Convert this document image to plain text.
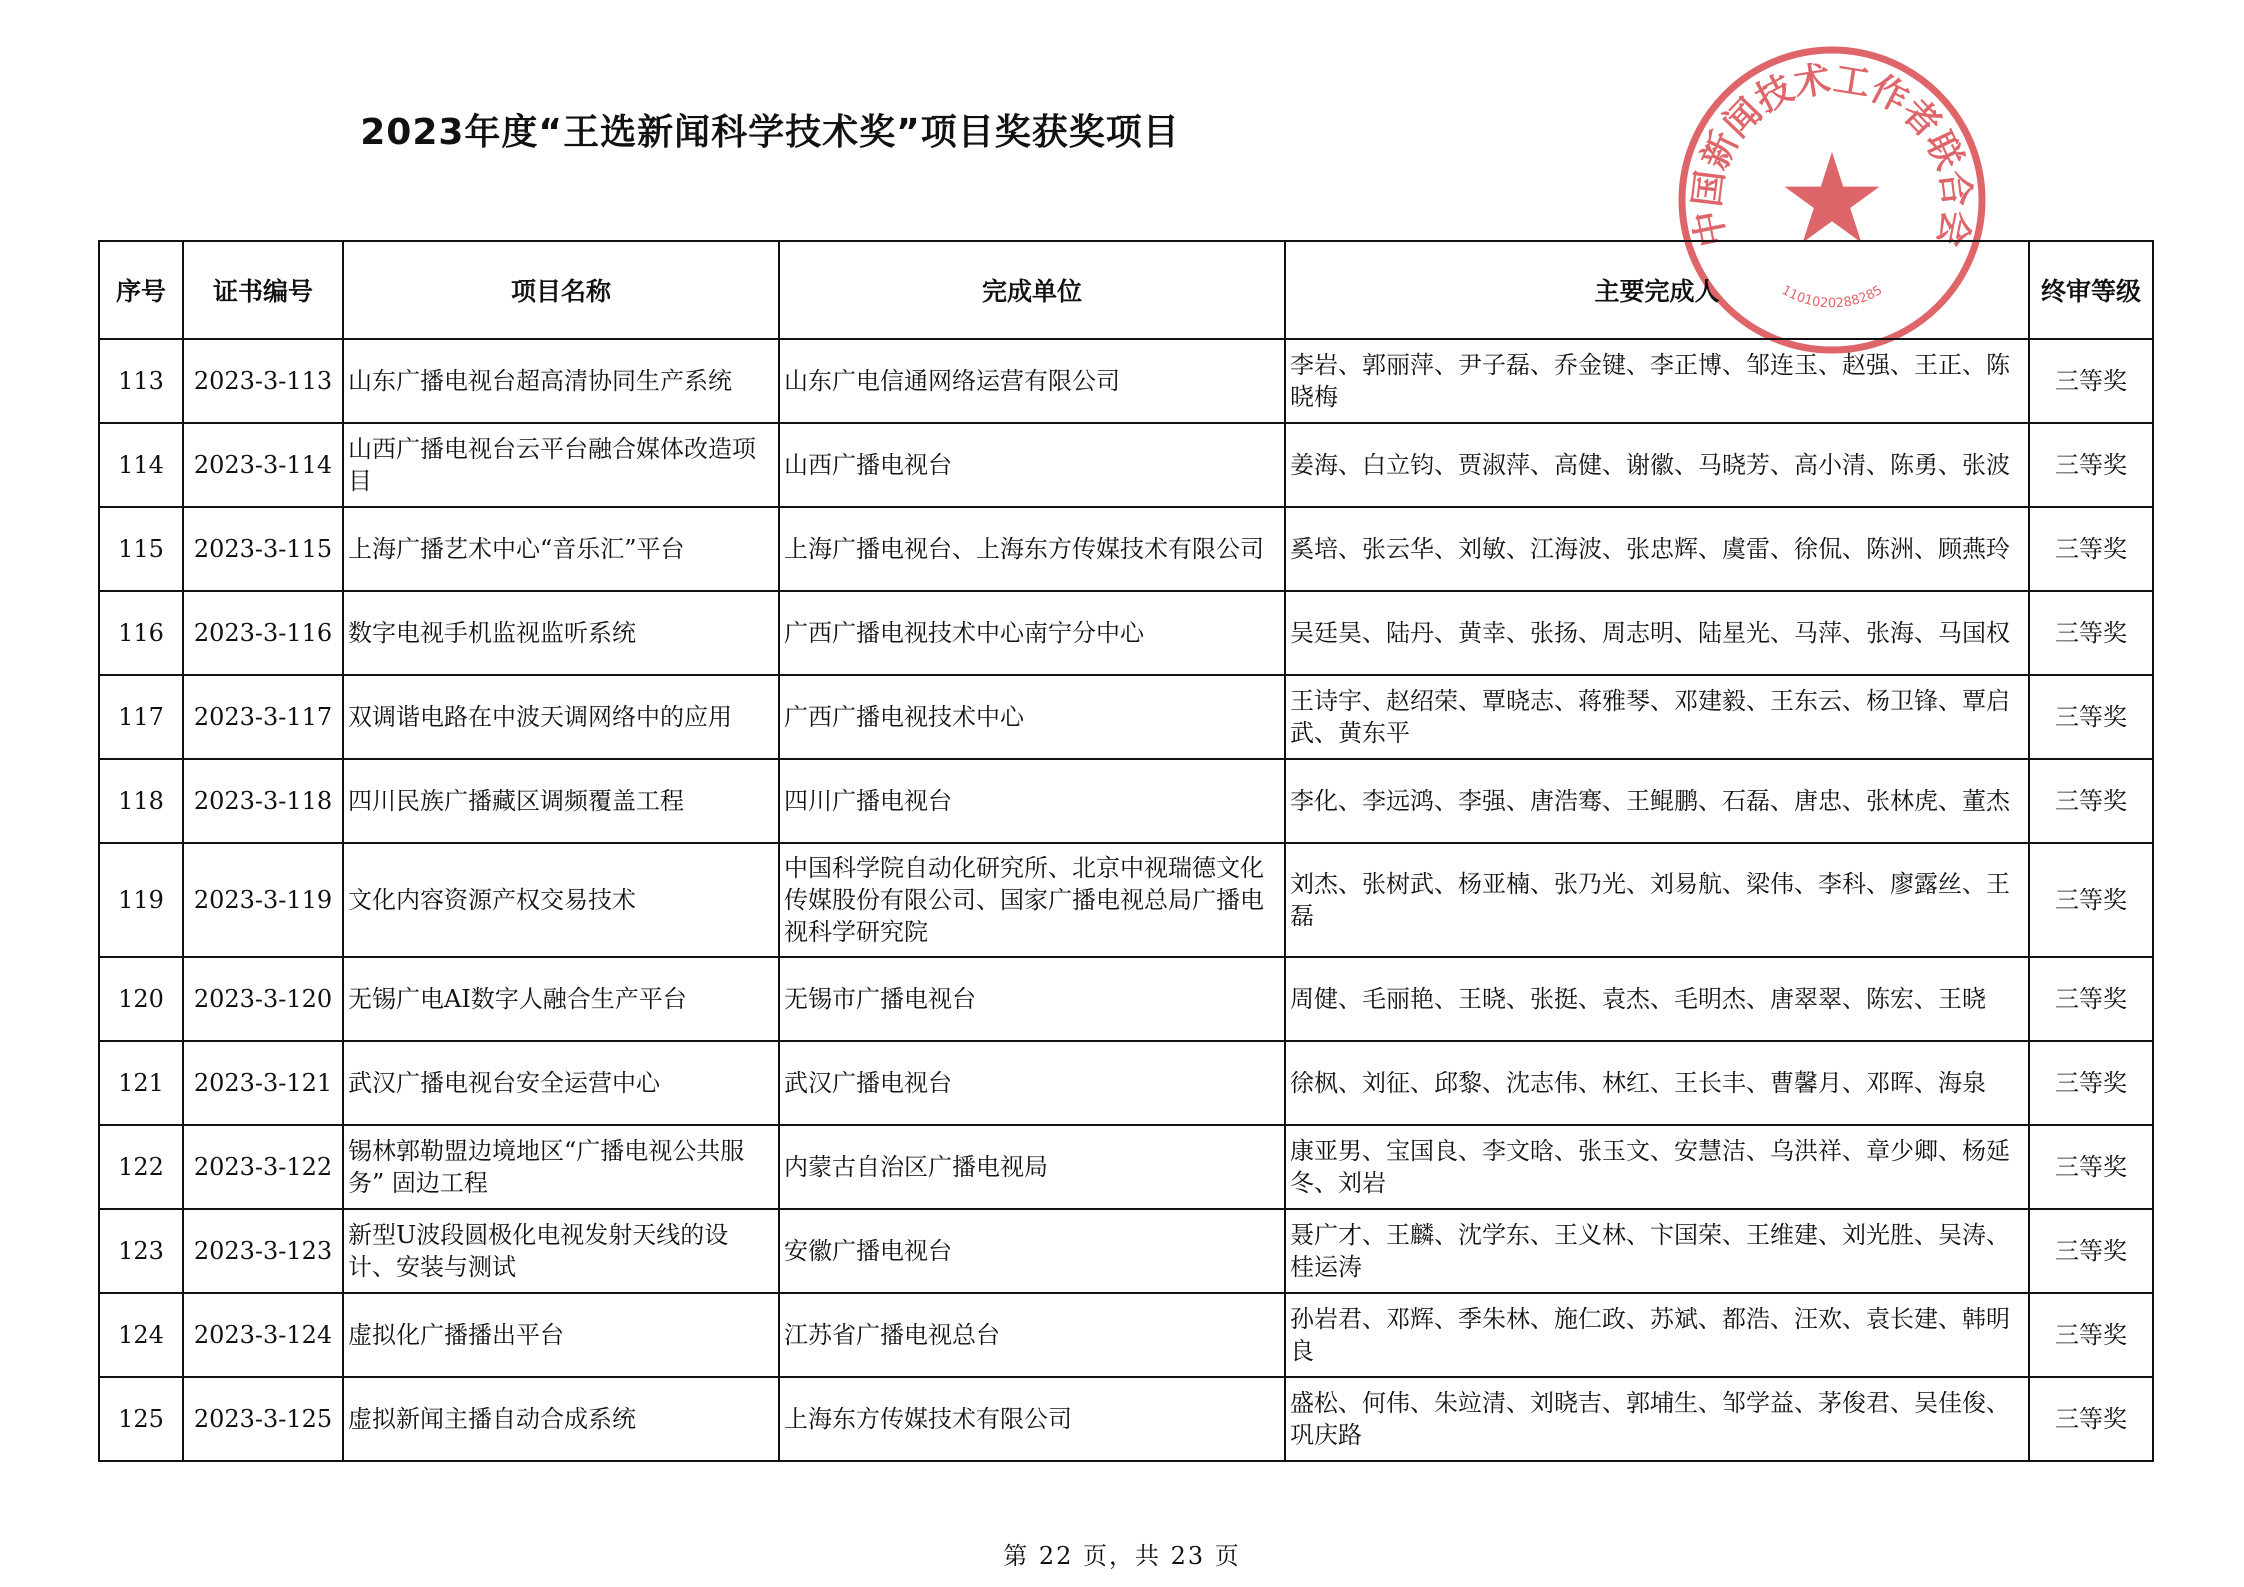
2023年度“王选新闻科学技术奖”项目奖获奖项目
中国新闻技术工作者联合会
1101020288285
序号	证书编号	项目名称	完成单位	主要完成人	终审等级
113	2023-3-113	山东广播电视台超高清协同生产系统	山东广电信通网络运营有限公司	李岩、郭丽萍、尹子磊、乔金键、李正博、邹连玉、赵强、王正、陈晓梅	三等奖
114	2023-3-114	山西广播电视台云平台融合媒体改造项目	山西广播电视台	姜海、白立钧、贾淑萍、高健、谢徽、马晓芳、高小清、陈勇、张波	三等奖
115	2023-3-115	上海广播艺术中心“音乐汇”平台	上海广播电视台、上海东方传媒技术有限公司	奚培、张云华、刘敏、江海波、张忠辉、虞雷、徐侃、陈洲、顾燕玲	三等奖
116	2023-3-116	数字电视手机监视监听系统	广西广播电视技术中心南宁分中心	吴廷昊、陆丹、黄幸、张扬、周志明、陆星光、马萍、张海、马国权	三等奖
117	2023-3-117	双调谐电路在中波天调网络中的应用	广西广播电视技术中心	王诗宇、赵绍荣、覃晓志、蒋雅琴、邓建毅、王东云、杨卫锋、覃启武、黄东平	三等奖
118	2023-3-118	四川民族广播藏区调频覆盖工程	四川广播电视台	李化、李远鸿、李强、唐浩骞、王鲲鹏、石磊、唐忠、张林虎、董杰	三等奖
119	2023-3-119	文化内容资源产权交易技术	中国科学院自动化研究所、北京中视瑞德文化传媒股份有限公司、国家广播电视总局广播电视科学研究院	刘杰、张树武、杨亚楠、张乃光、刘易航、梁伟、李科、廖露丝、王磊	三等奖
120	2023-3-120	无锡广电AI数字人融合生产平台	无锡市广播电视台	周健、毛丽艳、王晓、张挺、袁杰、毛明杰、唐翠翠、陈宏、王晓	三等奖
121	2023-3-121	武汉广播电视台安全运营中心	武汉广播电视台	徐枫、刘征、邱黎、沈志伟、林红、王长丰、曹馨月、邓晖、海泉	三等奖
122	2023-3-122	锡林郭勒盟边境地区“广播电视公共服务” 固边工程	内蒙古自治区广播电视局	康亚男、宝国良、李文晗、张玉文、安慧洁、乌洪祥、章少卿、杨延冬、刘岩	三等奖
123	2023-3-123	新型U波段圆极化电视发射天线的设计、安装与测试	安徽广播电视台	聂广才、王麟、沈学东、王义林、卞国荣、王维建、刘光胜、吴涛、桂运涛	三等奖
124	2023-3-124	虚拟化广播播出平台	江苏省广播电视总台	孙岩君、邓辉、季朱林、施仁政、苏斌、都浩、汪欢、袁长建、韩明良	三等奖
125	2023-3-125	虚拟新闻主播自动合成系统	上海东方传媒技术有限公司	盛松、何伟、朱竝清、刘晓吉、郭埔生、邹学益、茅俊君、吴佳俊、巩庆路	三等奖
第 22 页，共 23 页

**What the task asks:** Pick out the lines above that hold the string "上海东方传媒技术有限公司" and show them.

**Result below:**
115	2023-3-115	上海广播艺术中心“音乐汇”平台	上海广播电视台、上海东方传媒技术有限公司	奚培、张云华、刘敏、江海波、张忠辉、虞雷、徐侃、陈洲、顾燕玲	三等奖
125	2023-3-125	虚拟新闻主播自动合成系统	上海东方传媒技术有限公司	盛松、何伟、朱竝清、刘晓吉、郭埔生、邹学益、茅俊君、吴佳俊、巩庆路	三等奖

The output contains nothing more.